Collected data entries:
--------------------------------------------------

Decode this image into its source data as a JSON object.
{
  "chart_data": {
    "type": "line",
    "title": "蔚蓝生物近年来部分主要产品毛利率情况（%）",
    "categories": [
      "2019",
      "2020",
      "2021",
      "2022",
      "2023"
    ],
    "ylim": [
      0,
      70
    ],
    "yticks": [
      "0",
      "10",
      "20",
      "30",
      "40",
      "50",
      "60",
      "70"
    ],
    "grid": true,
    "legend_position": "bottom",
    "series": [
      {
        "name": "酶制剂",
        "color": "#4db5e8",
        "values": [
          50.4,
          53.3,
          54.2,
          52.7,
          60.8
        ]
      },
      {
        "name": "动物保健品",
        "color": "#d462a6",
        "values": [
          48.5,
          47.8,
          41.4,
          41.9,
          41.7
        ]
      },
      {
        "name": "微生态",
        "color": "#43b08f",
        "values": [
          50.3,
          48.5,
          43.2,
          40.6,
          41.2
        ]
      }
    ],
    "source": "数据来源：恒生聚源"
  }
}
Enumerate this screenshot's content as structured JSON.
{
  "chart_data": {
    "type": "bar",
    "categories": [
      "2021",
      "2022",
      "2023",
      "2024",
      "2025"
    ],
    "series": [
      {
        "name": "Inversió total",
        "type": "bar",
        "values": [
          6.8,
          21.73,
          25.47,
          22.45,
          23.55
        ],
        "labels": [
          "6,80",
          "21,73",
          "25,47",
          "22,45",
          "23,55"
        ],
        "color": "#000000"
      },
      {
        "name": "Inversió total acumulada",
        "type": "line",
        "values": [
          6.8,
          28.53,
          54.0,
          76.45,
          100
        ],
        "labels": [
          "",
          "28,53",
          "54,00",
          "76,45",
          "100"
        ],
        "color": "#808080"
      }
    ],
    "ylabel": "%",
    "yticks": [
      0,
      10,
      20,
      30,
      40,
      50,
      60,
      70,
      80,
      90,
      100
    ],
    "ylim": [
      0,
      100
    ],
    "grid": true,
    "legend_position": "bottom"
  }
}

--------------------------------------------------

Prompt: Give the number of lines containing the word "JSON". No other answer is needed.

Reply: 2